── SUPPLIED MATERIAL

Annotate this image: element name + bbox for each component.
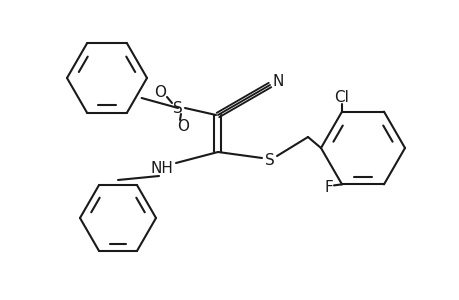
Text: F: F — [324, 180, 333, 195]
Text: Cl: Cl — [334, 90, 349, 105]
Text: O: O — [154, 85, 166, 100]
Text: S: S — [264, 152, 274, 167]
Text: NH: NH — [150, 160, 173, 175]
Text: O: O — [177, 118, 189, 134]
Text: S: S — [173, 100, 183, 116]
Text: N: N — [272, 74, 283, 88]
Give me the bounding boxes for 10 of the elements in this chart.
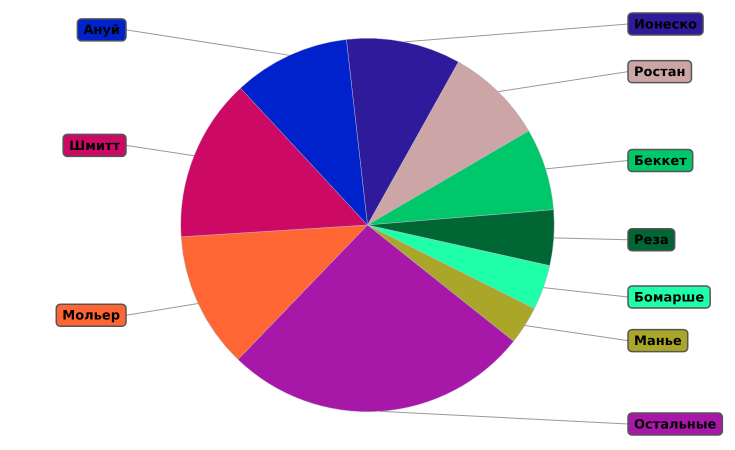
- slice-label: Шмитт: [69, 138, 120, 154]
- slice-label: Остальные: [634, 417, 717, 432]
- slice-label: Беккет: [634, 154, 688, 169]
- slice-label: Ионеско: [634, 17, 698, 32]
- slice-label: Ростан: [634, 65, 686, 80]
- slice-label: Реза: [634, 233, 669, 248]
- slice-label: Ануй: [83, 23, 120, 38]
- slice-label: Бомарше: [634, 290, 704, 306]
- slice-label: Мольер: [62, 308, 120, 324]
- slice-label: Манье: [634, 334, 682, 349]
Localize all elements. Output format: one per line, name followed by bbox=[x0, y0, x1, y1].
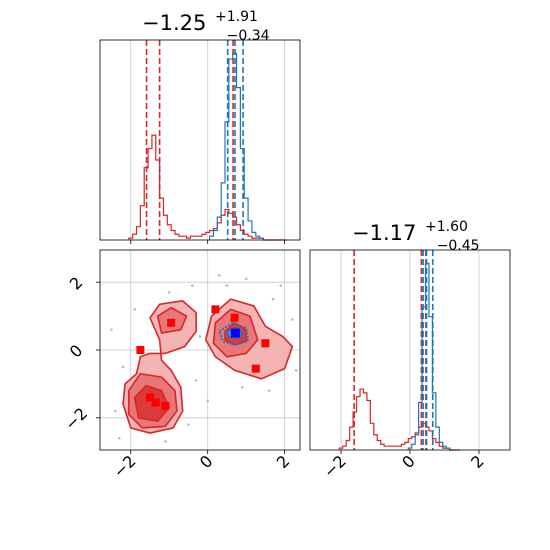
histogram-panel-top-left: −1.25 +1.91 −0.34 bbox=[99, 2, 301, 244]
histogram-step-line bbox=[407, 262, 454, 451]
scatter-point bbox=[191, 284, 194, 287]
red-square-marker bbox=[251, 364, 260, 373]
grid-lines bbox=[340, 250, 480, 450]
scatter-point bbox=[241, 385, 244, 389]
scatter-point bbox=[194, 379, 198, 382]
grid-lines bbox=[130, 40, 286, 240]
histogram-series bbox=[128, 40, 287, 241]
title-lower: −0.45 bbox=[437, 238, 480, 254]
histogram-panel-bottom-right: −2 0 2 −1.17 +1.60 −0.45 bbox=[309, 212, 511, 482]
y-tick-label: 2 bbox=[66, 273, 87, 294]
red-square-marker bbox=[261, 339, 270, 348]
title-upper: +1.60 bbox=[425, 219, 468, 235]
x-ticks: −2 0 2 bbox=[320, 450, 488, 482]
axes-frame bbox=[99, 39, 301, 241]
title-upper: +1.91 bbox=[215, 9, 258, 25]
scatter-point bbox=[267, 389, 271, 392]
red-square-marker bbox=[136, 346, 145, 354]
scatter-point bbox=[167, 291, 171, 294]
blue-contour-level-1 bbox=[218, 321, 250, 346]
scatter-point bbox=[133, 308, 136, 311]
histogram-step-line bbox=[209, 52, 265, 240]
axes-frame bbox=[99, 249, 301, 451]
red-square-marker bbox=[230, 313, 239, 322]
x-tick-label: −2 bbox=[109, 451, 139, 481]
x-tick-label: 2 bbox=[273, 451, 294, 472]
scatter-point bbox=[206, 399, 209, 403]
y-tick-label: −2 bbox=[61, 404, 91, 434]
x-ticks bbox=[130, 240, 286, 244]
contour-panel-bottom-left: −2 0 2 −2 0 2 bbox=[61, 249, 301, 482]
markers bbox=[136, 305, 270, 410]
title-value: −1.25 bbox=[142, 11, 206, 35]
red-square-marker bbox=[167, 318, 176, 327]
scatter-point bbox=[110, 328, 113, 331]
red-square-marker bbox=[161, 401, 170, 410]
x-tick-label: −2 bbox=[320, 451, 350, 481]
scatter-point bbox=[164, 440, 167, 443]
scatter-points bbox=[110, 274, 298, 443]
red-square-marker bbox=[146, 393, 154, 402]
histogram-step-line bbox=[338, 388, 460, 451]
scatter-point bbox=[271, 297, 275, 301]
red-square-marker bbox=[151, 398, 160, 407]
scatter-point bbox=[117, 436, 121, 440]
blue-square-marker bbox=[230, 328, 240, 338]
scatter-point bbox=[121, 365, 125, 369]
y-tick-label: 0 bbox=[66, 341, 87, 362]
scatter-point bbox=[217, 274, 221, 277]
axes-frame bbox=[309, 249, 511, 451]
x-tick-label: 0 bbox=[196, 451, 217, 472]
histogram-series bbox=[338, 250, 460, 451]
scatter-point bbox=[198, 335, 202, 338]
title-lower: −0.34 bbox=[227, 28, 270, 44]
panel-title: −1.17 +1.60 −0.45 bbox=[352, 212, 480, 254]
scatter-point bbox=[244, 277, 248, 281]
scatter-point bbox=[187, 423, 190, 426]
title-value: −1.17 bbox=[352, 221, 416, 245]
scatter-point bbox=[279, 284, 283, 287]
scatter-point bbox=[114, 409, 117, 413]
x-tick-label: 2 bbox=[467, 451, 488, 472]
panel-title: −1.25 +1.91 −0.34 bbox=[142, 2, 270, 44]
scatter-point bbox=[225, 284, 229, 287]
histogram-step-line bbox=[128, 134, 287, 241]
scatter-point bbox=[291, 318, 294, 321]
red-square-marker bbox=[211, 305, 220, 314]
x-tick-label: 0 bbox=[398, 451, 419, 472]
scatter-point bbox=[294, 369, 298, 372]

────

**WHAT TO WORK ON**
Pull out every line in the records above that contains the string "axes". Matching is case-sensitive.

**WRITTEN RESPONSE**
axes-frame bbox=[99, 39, 301, 241]
axes-frame bbox=[99, 249, 301, 451]
axes-frame bbox=[309, 249, 511, 451]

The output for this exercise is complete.